GOAL —
Read the records and gather each line that includes "Compute".
+---+
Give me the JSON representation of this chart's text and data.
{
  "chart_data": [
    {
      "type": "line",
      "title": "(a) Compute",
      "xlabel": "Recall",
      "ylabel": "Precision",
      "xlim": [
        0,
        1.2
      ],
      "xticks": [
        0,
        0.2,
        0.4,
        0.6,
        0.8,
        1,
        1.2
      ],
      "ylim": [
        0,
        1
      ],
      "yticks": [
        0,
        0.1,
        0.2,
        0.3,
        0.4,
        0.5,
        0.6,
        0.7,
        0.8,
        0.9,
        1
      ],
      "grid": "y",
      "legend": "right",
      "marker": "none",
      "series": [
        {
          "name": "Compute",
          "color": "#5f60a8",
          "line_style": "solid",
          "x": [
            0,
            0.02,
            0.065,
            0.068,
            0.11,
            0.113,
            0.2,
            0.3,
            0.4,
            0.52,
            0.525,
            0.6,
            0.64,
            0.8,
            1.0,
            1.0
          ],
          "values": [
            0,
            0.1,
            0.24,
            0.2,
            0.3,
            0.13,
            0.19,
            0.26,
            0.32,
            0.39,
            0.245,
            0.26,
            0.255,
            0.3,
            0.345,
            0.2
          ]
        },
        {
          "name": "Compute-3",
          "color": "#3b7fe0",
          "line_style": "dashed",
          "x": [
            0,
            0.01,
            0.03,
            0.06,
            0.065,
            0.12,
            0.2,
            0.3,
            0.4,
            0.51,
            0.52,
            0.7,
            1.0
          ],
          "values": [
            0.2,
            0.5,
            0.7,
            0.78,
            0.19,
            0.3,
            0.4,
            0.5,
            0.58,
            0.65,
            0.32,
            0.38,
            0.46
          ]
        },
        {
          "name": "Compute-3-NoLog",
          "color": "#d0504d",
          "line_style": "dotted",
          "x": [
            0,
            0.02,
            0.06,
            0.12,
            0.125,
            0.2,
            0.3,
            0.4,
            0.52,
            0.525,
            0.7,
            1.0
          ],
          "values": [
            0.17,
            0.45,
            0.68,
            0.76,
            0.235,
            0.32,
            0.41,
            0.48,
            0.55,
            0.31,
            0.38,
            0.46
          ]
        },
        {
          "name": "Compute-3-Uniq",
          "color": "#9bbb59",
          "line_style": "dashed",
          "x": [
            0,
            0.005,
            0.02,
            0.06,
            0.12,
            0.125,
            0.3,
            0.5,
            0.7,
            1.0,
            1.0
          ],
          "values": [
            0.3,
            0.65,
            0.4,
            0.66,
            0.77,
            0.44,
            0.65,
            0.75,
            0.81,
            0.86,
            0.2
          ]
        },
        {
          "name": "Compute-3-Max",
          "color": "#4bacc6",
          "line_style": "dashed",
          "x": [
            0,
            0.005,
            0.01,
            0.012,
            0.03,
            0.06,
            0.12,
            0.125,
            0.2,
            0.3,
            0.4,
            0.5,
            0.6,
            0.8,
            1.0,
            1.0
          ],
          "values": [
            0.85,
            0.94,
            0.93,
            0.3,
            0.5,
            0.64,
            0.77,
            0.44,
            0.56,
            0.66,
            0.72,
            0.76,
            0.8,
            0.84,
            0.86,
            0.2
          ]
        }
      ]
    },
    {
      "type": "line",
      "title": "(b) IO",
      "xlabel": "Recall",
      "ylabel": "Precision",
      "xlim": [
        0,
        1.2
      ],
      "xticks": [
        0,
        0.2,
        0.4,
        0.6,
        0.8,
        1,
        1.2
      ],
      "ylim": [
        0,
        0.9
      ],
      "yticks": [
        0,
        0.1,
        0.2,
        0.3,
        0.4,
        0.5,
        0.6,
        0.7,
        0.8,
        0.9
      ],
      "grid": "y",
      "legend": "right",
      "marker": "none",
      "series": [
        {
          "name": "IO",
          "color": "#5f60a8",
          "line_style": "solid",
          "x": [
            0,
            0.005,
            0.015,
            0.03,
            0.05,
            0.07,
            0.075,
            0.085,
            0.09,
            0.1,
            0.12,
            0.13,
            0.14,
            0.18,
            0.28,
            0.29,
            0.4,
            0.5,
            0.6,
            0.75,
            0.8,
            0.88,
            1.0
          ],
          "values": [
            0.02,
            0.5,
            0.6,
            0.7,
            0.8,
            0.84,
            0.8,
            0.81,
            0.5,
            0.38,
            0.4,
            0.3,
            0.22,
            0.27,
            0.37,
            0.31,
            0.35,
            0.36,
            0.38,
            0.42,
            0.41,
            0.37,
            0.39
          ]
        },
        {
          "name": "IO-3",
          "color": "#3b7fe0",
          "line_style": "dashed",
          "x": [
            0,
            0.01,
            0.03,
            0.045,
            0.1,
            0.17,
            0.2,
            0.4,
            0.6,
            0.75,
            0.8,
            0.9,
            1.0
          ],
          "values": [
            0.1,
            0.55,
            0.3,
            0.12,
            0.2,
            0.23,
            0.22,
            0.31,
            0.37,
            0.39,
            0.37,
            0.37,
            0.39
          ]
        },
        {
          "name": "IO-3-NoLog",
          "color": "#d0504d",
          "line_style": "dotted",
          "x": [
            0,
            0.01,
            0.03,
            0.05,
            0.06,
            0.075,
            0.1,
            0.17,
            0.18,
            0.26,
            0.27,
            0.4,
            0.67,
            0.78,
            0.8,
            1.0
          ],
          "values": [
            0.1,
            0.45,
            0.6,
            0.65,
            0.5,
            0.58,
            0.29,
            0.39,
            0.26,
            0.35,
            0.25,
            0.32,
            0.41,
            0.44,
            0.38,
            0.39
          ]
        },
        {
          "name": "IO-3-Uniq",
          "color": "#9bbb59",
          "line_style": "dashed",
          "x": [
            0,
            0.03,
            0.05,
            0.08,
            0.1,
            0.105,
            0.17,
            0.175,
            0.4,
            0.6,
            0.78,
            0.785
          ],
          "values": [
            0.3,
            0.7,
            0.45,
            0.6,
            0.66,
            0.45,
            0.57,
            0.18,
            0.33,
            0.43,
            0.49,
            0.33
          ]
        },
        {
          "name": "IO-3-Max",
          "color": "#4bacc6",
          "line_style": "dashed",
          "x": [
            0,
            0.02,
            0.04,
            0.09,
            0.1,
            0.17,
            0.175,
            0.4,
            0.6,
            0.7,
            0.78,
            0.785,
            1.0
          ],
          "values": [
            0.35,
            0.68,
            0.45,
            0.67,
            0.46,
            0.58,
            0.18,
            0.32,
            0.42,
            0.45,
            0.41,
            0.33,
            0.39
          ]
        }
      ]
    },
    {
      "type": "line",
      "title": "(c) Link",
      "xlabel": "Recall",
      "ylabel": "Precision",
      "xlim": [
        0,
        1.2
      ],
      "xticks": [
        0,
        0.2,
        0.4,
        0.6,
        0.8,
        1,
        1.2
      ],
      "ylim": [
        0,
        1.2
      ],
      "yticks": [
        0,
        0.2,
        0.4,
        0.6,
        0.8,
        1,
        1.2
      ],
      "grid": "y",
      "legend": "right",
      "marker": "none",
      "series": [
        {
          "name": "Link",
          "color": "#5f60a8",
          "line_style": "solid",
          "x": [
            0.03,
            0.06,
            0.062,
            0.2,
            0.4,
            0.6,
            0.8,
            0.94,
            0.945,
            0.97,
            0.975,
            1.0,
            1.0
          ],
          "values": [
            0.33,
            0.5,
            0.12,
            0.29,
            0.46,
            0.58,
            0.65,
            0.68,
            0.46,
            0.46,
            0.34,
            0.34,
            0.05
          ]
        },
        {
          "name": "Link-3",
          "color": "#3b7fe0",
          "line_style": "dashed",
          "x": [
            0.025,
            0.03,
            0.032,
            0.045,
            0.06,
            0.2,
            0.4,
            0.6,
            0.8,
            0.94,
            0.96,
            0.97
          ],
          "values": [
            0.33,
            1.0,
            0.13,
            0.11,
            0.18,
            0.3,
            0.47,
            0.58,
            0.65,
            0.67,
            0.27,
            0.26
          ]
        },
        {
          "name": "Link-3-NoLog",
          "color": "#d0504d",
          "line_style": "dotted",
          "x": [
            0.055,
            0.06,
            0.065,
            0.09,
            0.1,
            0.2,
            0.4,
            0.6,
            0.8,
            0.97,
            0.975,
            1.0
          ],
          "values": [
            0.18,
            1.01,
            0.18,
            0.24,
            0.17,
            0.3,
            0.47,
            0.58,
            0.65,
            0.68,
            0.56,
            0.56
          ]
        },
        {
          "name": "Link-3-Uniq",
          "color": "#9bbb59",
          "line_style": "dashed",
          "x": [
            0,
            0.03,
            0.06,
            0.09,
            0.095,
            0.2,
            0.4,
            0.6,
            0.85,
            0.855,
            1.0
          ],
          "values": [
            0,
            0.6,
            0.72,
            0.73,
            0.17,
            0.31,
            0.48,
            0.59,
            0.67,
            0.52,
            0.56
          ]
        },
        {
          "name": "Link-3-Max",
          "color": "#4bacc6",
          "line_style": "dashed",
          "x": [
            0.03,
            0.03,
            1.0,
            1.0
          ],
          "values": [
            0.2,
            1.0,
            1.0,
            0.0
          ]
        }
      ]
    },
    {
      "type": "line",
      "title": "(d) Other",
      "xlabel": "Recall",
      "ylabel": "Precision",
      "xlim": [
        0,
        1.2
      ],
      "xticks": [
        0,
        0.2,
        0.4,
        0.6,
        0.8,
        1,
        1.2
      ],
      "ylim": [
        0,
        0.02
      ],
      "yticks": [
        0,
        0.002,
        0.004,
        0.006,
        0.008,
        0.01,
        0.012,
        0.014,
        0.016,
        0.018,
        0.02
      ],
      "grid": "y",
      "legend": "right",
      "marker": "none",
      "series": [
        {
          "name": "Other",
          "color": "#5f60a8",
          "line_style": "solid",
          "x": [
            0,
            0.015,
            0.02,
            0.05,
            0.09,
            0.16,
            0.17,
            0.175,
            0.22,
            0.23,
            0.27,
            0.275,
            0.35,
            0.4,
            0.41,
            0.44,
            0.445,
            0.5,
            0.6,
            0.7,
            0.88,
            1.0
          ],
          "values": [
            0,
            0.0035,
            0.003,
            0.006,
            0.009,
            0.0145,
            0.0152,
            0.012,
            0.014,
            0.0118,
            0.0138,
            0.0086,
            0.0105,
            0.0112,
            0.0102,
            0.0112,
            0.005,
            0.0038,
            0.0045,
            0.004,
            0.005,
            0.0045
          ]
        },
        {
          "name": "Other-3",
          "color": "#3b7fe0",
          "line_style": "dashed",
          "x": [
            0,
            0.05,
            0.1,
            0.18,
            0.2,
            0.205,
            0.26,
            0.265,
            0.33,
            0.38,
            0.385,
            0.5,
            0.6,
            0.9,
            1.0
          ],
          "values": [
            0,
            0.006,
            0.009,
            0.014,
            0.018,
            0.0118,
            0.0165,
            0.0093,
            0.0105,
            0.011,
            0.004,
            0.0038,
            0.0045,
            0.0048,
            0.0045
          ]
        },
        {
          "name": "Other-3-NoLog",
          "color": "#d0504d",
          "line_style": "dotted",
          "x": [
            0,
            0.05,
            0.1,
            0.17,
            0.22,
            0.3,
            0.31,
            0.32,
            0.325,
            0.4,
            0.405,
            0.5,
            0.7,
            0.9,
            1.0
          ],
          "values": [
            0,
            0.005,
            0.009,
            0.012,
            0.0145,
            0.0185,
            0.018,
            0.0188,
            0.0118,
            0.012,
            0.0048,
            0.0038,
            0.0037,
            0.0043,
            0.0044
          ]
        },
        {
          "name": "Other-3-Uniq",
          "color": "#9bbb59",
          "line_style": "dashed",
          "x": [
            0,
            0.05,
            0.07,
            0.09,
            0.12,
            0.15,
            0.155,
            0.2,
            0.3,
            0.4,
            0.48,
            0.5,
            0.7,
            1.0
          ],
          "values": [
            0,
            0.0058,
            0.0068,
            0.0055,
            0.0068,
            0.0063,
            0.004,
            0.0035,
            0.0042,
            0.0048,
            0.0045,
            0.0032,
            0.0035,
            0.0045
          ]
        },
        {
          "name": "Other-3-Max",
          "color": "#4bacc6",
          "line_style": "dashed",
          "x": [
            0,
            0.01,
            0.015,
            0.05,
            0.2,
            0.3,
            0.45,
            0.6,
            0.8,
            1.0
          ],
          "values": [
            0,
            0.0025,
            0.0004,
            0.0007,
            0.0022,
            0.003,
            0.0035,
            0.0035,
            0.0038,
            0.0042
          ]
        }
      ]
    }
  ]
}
+---+
EXERCISE RESULT —
      "title": "(a) Compute",
          "name": "Compute",
          "name": "Compute-3",
          "name": "Compute-3-NoLog",
          "name": "Compute-3-Uniq",
          "name": "Compute-3-Max",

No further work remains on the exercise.